--- TRECHO DO DOCUMENTO ---
········

Atualmente, mais de 700 pacientes estão recebendo atendimento na Casa de Apoio à Saúde Indígena (CASAI) de Boa Vista. Um outro hospital de campanha também deve ser montado dentro do território indígena, localizado na região Surucucu, com uma estrutura com profissionais, materiais e insumos necessários para a assistência necessária à população local. 

Confira algumas imagens:

Suspeita de descumprimento de ordens e desvio de medicamentos

O Ministério Público Federal informou na última quinta-feira (26) que desde setembro de 2022 faz alertas sobre a insuficiência de medidas adotadas pelo governo federal para a retirada de invasores da Terra Indígena Yanomami.

A informação consta em um documento enviado pelo MPF ao Supremo Tribunal Federal (STF), que também afirma que o governo descumpriu ordens judiciais para garantir a segurança de comunidades indígenas no país. O MPF afirma que já havia detectado problemas orçamentários para a Fundação Nacional do Índio (Funai), além de redução de recursos nos últimos anos.

No ano de 2022 ocorreu a descoberta de um esquema de desvio de medicamentos. Uma inspeção em julho alegou que a entrega do vermífugo albendazol, ocorreu em quantidade inferior ao que constava em nota fiscal. Conforme o MPF, havia “claras evidências de que a mesma prática estendia-se a outros 95 medicamentos licitados”, prejudicando a distribuição de outros itens, como Aciclovir, Ácido Fólico, Ácido Valpróico, Amoxicilina, Cefalexina, Cetoconazol, Clorexidina digluconato e Lidocaína. Segundo o documento, os indícios sugerem a participação de agentes públicos e privados em práticas fraudulentas. Entre 2020 e 2021, diz o MPF.

Estima-se que 10 mil crianças, de um total de cerca de 14 mil, deixaram de receber remédios, agravando o quadro de subnutrição. As suspeitas apontavam que somente 30% dos mais de 90 tipos de medicamentos fornecidos por uma das empresas contratadas pelo Distrito Sanitário Yanomami foram entregues.

Diante a crise humanitária, o Supremo Tribunal Federal (STF), identificou o descumprimento de determinações judiciais e suspeitas. As inconsistências envolvem a realização de operações para garantir segurança, alimentação e saúde aos Yanomami.

Em decisão sigilosa, o Supremo determinou que fosse executado um plano de expulsão de invasores da Terra Indígena Yanomami e de outras seis terras indígenas, em que há a presença ilegal de garimpeiros e madeireiros. Foi determinada também a interrupção da chegada do suprimento de alimentos, combustíveis e itens de primeira necessidade nos garimpos ilegais. A ideia era forçar a saída dos invasores sem atos de violência. A Corte ainda estabeleceu o uso da força e a permanência de agentes nas comunidades em casos de violência contra os indígenas e para a proteção de comunidades ameaçadas.

Em nota, a Articulação dos Povos Indígenas do Brasil (APIB) declarou que a situação dos povos yanomami foi denunciada pelo menos 21 vezes à Justiça. Segundo a entidade, cerca de 100 crianças morreram em 2022. Procuradores do Ministério Público Federal (MPF) afirmaram que a situação de saúde dos indígenas yanomami foi causada pela omissão do Estado brasileiro na proteção das terras indígenas.

········

--- INFORMAÇÕES FORNECIDAS ---
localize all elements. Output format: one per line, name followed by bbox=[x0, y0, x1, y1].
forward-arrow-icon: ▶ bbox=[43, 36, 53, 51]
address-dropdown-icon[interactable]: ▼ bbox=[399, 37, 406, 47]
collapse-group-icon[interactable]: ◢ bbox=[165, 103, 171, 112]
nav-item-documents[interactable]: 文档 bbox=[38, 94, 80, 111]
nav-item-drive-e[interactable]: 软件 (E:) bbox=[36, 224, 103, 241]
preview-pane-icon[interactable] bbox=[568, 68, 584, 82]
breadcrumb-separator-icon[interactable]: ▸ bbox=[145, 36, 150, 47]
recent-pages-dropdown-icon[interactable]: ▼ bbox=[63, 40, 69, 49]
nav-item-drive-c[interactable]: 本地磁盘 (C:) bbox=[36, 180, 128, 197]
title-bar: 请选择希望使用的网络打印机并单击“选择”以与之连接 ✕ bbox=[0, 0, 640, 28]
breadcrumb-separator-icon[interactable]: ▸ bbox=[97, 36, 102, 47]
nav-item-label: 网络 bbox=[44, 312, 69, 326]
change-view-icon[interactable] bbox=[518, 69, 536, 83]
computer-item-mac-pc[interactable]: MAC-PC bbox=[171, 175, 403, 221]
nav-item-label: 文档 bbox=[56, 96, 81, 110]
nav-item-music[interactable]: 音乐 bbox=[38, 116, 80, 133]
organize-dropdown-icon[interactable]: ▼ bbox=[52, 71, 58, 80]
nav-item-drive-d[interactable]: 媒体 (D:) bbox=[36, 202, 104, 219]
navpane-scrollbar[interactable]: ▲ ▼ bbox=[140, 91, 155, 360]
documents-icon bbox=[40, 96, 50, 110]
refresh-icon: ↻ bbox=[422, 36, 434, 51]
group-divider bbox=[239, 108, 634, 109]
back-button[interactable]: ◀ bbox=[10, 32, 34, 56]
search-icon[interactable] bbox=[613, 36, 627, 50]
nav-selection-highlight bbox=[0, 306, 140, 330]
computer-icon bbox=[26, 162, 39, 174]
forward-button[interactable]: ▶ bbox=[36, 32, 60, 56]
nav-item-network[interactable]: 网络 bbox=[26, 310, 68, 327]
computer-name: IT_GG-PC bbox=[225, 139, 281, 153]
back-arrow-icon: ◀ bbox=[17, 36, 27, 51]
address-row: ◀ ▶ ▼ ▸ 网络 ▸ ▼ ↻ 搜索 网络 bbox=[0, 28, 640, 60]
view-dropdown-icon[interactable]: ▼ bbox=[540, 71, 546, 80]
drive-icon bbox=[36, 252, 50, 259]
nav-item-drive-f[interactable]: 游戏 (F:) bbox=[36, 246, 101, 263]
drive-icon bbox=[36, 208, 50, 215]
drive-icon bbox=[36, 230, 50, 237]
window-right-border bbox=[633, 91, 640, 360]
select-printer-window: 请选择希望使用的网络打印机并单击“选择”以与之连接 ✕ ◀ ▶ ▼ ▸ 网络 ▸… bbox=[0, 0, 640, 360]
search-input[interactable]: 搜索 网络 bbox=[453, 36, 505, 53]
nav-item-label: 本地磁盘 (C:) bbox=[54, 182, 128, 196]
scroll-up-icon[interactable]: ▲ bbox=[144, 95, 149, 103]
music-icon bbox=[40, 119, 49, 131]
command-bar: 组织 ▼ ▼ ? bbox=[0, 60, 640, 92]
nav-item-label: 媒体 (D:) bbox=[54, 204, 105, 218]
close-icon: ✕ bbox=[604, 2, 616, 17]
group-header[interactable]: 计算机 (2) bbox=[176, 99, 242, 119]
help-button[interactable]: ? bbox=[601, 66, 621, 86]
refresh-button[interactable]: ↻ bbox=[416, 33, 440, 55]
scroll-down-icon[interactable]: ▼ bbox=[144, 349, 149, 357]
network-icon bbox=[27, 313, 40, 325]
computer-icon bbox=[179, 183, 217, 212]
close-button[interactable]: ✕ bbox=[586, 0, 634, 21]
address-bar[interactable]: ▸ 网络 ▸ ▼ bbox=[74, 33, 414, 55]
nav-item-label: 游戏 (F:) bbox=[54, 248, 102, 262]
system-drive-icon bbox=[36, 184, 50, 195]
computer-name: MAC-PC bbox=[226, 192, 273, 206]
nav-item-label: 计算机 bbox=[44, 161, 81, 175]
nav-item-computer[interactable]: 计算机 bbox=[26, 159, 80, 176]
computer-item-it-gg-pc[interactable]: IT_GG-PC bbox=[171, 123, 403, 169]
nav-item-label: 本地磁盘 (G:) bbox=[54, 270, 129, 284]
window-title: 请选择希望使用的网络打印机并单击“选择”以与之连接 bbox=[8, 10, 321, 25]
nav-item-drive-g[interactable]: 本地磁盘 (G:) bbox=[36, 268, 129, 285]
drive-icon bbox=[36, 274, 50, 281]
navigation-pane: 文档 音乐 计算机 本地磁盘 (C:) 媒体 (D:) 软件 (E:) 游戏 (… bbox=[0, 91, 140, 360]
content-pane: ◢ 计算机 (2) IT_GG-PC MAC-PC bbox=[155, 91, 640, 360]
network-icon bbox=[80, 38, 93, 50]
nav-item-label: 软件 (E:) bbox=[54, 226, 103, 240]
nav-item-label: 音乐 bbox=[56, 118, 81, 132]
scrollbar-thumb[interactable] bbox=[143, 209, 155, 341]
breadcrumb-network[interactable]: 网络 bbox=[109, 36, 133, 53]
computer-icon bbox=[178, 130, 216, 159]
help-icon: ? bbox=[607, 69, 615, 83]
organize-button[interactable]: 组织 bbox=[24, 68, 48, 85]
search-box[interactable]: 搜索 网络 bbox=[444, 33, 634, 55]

········

--- TAREFA ATRIBUÍDA ---
Extraia, sem qualquer alteração, o segmento do texto sobre a crise de saúde yanomami que se inicia com as palavras "Em nota, a Articulação" e se encerra com "das terras indígenas.". A listagem não é necessária para a execução das tarefas.

--- SOLUÇÃO DA TAREFA ---
Em nota, a Articulação dos Povos Indígenas do Brasil (APIB) declarou que a situação dos povos yanomami foi denunciada pelo menos 21 vezes à Justiça. Segundo a entidade, cerca de 100 crianças morreram em 2022. Procuradores do Ministério Público Federal (MPF) afirmaram que a situação de saúde dos indígenas yanomami foi causada pela omissão do Estado brasileiro na proteção das terras indígenas.